**Problem to work on**
Locate each line with the string "check" in the listing below and copy it.

Dataset excerpts:
--- Begin ---

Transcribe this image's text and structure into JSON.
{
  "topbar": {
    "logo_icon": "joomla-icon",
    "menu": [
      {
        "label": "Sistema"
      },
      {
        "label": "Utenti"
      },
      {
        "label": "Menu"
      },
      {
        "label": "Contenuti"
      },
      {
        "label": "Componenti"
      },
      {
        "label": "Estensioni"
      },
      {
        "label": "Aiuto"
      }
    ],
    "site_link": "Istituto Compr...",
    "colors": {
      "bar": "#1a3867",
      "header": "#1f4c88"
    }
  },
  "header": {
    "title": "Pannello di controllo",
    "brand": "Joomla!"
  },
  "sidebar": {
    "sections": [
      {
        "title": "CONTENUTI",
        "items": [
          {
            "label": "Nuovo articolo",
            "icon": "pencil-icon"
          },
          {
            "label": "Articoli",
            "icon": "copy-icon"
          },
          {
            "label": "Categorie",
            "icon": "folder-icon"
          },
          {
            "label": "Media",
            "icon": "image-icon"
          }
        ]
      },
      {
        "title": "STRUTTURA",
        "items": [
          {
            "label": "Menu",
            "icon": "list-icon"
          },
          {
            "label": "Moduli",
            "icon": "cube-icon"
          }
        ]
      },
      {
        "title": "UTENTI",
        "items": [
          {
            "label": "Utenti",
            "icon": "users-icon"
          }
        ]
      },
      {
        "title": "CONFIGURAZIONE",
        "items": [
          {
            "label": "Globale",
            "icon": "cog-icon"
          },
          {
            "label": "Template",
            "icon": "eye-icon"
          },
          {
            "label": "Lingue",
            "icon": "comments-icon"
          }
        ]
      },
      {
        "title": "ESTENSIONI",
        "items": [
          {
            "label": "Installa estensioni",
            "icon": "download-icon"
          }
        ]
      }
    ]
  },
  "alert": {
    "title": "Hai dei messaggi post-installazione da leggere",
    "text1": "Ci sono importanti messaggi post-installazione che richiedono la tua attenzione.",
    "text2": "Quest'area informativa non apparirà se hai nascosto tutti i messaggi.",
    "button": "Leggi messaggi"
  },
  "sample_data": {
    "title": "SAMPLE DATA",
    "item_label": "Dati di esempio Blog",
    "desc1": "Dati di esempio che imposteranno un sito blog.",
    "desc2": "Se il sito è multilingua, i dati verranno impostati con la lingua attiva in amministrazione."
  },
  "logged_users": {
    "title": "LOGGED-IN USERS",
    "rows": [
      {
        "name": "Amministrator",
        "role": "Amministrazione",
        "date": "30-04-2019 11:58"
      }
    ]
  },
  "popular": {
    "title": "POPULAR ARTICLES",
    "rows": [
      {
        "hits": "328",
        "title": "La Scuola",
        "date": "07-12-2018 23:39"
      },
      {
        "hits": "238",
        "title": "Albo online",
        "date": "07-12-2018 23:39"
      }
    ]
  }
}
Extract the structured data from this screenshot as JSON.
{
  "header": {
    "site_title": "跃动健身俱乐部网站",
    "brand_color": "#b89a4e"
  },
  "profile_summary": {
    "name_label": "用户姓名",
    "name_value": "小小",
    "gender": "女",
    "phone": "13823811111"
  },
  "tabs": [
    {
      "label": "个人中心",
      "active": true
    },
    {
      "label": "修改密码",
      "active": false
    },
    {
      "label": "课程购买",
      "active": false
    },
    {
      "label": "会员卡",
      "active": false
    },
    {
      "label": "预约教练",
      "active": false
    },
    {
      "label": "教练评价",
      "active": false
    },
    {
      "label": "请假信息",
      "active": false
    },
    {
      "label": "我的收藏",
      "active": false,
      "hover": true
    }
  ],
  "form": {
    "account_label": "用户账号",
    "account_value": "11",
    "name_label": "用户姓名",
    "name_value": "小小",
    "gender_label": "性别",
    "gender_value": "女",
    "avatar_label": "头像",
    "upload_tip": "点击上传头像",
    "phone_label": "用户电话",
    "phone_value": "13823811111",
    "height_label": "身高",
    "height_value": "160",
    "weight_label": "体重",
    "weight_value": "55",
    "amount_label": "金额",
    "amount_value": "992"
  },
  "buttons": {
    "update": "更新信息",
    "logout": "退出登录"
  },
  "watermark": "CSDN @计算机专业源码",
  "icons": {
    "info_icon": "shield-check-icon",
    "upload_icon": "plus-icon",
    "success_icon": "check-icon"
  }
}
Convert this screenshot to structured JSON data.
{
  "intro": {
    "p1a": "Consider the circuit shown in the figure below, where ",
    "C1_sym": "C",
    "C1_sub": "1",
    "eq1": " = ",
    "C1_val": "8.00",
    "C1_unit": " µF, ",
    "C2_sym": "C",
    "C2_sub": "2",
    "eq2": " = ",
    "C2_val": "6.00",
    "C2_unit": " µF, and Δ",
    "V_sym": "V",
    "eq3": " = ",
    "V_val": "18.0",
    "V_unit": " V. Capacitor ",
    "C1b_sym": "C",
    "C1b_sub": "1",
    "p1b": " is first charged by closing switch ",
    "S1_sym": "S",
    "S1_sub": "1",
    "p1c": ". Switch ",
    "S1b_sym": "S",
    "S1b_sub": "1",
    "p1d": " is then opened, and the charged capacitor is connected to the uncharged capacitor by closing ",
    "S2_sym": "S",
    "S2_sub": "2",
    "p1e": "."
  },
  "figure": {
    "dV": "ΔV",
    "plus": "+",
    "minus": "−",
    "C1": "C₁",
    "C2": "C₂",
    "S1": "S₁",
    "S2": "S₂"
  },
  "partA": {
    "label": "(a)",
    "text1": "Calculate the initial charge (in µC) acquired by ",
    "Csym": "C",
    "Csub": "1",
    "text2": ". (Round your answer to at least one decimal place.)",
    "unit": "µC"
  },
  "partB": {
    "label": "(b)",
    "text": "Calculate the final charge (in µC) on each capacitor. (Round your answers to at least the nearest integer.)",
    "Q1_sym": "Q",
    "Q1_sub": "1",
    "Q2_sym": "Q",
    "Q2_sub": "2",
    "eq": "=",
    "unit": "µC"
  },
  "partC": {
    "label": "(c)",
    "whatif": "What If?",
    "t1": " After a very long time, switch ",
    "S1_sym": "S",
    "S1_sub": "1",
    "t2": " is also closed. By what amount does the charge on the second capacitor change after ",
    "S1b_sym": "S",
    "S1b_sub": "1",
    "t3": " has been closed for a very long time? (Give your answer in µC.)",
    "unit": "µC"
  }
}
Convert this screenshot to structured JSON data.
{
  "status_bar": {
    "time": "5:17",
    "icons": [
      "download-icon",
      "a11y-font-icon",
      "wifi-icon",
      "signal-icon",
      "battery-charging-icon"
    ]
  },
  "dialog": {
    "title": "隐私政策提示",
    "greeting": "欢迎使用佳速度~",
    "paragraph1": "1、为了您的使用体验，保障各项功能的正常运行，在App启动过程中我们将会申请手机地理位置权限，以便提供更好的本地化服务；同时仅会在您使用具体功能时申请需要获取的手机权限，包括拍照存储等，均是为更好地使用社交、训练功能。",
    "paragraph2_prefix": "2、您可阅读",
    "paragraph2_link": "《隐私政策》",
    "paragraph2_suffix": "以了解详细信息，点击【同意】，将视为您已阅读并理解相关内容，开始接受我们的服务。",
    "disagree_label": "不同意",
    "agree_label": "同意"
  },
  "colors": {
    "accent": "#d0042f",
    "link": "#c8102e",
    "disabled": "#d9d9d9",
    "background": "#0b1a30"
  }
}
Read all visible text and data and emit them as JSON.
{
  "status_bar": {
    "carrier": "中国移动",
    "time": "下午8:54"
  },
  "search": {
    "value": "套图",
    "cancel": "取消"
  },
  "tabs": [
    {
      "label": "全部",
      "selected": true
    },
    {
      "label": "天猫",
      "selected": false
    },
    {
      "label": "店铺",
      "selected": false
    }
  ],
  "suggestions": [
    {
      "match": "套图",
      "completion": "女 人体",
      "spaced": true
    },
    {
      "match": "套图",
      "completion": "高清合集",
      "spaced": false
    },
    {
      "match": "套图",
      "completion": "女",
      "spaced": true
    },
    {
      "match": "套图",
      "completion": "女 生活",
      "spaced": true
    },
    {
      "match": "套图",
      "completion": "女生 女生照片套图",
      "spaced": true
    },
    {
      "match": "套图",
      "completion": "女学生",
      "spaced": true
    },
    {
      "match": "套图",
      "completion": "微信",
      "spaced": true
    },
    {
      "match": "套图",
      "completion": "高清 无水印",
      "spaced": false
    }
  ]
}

--- End ---

**Correct answer**
    "info_icon": "shield-check-icon",
    "success_icon": "check-icon"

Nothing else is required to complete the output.